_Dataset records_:
· · · · · · ·

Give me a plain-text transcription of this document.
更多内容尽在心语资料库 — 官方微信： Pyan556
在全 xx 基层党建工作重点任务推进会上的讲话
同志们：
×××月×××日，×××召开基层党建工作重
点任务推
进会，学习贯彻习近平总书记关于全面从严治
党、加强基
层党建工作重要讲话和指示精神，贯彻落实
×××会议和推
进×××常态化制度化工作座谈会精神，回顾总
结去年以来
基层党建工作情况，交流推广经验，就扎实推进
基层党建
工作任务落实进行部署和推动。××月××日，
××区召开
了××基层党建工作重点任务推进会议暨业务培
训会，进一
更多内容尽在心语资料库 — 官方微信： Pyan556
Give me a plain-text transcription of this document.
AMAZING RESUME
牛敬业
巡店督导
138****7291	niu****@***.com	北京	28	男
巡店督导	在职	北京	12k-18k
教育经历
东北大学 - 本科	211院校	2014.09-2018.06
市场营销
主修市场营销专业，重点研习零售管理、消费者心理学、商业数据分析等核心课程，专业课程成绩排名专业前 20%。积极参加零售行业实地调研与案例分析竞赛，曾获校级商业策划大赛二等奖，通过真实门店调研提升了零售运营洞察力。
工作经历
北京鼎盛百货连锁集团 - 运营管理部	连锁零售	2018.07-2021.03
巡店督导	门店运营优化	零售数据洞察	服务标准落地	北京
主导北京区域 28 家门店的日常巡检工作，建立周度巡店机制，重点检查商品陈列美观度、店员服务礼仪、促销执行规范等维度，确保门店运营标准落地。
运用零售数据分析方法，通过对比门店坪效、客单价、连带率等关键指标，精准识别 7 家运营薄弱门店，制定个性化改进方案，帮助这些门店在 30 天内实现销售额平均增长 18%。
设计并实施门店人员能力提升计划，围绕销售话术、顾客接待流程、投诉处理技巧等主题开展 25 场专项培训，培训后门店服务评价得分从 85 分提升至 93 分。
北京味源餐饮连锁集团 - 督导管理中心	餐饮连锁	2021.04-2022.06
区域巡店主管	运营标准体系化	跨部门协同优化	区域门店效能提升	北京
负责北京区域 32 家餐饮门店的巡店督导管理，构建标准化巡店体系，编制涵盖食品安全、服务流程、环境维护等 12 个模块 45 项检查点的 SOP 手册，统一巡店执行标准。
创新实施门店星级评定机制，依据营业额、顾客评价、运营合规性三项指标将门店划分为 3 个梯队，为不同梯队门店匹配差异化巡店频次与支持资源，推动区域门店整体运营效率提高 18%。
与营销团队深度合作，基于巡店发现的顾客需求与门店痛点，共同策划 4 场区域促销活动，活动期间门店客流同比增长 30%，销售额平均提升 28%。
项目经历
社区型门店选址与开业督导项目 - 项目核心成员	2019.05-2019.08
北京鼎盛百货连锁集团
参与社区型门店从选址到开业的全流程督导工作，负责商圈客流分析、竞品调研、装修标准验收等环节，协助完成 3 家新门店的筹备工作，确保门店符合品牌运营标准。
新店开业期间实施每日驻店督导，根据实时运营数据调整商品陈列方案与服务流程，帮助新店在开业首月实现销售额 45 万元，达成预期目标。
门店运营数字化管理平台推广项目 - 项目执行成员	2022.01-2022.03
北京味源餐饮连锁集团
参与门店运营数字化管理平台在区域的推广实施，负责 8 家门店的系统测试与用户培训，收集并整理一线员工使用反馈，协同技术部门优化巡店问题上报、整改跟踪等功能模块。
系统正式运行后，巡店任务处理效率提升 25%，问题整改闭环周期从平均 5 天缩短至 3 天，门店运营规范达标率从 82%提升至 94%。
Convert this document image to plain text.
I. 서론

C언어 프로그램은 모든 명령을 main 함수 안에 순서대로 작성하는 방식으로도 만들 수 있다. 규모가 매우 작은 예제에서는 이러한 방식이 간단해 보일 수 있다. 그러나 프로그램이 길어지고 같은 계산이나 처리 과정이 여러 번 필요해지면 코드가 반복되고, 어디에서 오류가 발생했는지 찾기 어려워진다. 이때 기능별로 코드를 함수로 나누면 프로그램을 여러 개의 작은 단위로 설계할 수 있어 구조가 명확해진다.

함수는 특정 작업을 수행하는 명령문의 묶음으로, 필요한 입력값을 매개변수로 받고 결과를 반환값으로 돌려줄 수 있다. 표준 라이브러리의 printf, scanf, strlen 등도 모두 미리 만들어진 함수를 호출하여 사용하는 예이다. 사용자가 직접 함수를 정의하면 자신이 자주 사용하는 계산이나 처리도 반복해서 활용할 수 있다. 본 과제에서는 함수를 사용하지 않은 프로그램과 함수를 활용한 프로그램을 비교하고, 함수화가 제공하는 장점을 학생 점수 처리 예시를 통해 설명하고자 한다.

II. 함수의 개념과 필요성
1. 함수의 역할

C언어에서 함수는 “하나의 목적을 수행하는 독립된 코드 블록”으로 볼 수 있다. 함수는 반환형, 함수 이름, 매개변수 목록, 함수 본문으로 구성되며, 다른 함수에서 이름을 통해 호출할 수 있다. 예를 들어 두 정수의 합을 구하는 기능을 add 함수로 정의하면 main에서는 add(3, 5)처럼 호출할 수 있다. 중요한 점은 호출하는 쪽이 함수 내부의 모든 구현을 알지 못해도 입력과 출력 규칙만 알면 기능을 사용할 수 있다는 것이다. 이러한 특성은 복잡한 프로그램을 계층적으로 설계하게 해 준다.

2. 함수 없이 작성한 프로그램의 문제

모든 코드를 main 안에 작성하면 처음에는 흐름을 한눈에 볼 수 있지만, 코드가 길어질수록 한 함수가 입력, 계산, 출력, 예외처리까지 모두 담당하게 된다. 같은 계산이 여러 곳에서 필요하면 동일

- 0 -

· · · · · · ·

_Problem to solve_: Find each line holding the word "北京味源餐饮连锁集团" and copy it.

_Complete response_:
北京味源餐饮连锁集团 - 督导管理中心	餐饮连锁	2021.04-2022.06
北京味源餐饮连锁集团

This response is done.